▶ _Your goal_:
Would you copy out the whole listing exactly as given?

▶ _Extracted records_:
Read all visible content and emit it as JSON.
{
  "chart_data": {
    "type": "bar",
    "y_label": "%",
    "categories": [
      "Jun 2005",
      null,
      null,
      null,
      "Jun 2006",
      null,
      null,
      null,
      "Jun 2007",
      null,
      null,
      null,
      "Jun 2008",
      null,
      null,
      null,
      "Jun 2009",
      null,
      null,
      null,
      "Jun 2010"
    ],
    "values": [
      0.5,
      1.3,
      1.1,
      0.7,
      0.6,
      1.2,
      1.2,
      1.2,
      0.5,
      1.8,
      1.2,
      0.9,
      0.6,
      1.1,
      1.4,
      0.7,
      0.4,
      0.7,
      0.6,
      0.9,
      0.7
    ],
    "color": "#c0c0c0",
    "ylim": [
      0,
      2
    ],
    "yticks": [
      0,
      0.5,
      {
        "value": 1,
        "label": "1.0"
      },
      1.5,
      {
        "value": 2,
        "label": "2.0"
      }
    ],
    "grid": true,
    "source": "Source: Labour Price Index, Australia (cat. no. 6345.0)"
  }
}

▶ _The result_:
Read all visible content and emit it as JSON.
{
  "chart_data": {
    "type": "bar",
    "y_label": "%",
    "categories": [
      "Jun 2005",
      null,
      null,
      null,
      "Jun 2006",
      null,
      null,
      null,
      "Jun 2007",
      null,
      null,
      null,
      "Jun 2008",
      null,
      null,
      null,
      "Jun 2009",
      null,
      null,
      null,
      "Jun 2010"
    ],
    "values": [
      0.5,
      1.3,
      1.1,
      0.7,
      0.6,
      1.2,
      1.2,
      1.2,
      0.5,
      1.8,
      1.2,
      0.9,
      0.6,
      1.1,
      1.4,
      0.7,
      0.4,
      0.7,
      0.6,
      0.9,
      0.7
    ],
    "color": "#c0c0c0",
    "ylim": [
      0,
      2
    ],
    "yticks": [
      0,
      0.5,
      {
        "value": 1,
        "label": "1.0"
      },
      1.5,
      {
        "value": 2,
        "label": "2.0"
      }
    ],
    "grid": true,
    "source": "Source: Labour Price Index, Australia (cat. no. 6345.0)"
  }
}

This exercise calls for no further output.